Work to complete →
Below is a block of records; reproduce all of them exactly and leave out any pictures.

─── Records ───

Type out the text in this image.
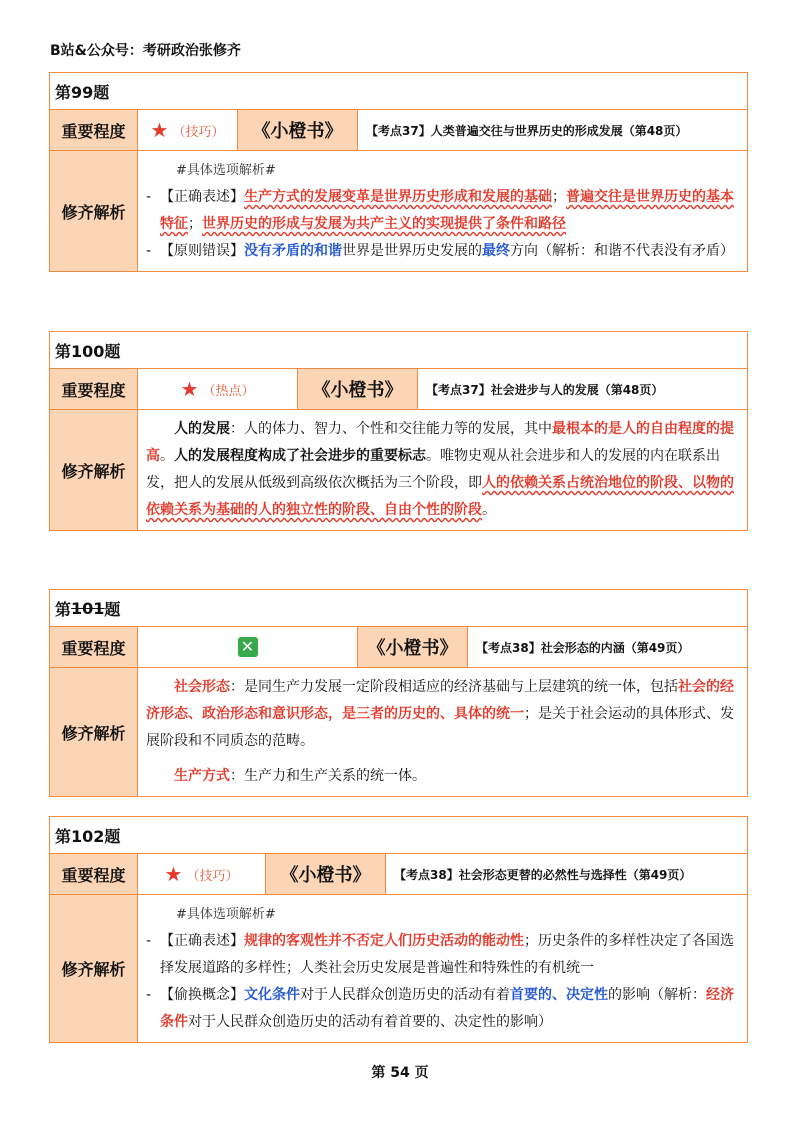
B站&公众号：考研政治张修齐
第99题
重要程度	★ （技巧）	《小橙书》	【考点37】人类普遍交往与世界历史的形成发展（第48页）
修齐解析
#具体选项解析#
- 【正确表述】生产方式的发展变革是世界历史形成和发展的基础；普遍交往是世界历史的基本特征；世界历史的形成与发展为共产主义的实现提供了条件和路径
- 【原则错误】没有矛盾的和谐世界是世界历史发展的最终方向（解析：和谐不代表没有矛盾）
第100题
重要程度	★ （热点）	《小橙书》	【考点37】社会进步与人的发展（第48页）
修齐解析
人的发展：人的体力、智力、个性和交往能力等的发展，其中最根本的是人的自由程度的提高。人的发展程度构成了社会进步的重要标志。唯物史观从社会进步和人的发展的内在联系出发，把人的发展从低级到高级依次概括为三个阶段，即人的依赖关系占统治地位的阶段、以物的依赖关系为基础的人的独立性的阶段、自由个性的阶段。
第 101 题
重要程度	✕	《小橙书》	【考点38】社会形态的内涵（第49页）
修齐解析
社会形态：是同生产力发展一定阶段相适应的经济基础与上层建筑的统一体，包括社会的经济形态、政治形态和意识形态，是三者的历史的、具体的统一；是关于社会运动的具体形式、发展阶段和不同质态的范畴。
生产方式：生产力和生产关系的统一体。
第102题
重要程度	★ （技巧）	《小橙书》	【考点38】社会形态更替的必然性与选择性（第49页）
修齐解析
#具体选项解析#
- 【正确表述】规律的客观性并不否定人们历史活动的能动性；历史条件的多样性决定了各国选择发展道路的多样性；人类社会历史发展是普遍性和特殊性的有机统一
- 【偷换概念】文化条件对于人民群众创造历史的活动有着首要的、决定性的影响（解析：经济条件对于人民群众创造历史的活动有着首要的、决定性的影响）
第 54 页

───

Output of the task →
Type out the text in this image.
B站&公众号：考研政治张修齐
第99题
重要程度	★ （技巧）	《小橙书》	【考点37】人类普遍交往与世界历史的形成发展（第48页）
修齐解析
#具体选项解析#
- 【正确表述】生产方式的发展变革是世界历史形成和发展的基础；普遍交往是世界历史的基本特征；世界历史的形成与发展为共产主义的实现提供了条件和路径
- 【原则错误】没有矛盾的和谐世界是世界历史发展的最终方向（解析：和谐不代表没有矛盾）
第100题
重要程度	★ （热点）	《小橙书》	【考点37】社会进步与人的发展（第48页）
修齐解析
人的发展：人的体力、智力、个性和交往能力等的发展，其中最根本的是人的自由程度的提高。人的发展程度构成了社会进步的重要标志。唯物史观从社会进步和人的发展的内在联系出发，把人的发展从低级到高级依次概括为三个阶段，即人的依赖关系占统治地位的阶段、以物的依赖关系为基础的人的独立性的阶段、自由个性的阶段。
第 101 题
重要程度	✕	《小橙书》	【考点38】社会形态的内涵（第49页）
修齐解析
社会形态：是同生产力发展一定阶段相适应的经济基础与上层建筑的统一体，包括社会的经济形态、政治形态和意识形态，是三者的历史的、具体的统一；是关于社会运动的具体形式、发展阶段和不同质态的范畴。
生产方式：生产力和生产关系的统一体。
第102题
重要程度	★ （技巧）	《小橙书》	【考点38】社会形态更替的必然性与选择性（第49页）
修齐解析
#具体选项解析#
- 【正确表述】规律的客观性并不否定人们历史活动的能动性；历史条件的多样性决定了各国选择发展道路的多样性；人类社会历史发展是普遍性和特殊性的有机统一
- 【偷换概念】文化条件对于人民群众创造历史的活动有着首要的、决定性的影响（解析：经济条件对于人民群众创造历史的活动有着首要的、决定性的影响）
第 54 页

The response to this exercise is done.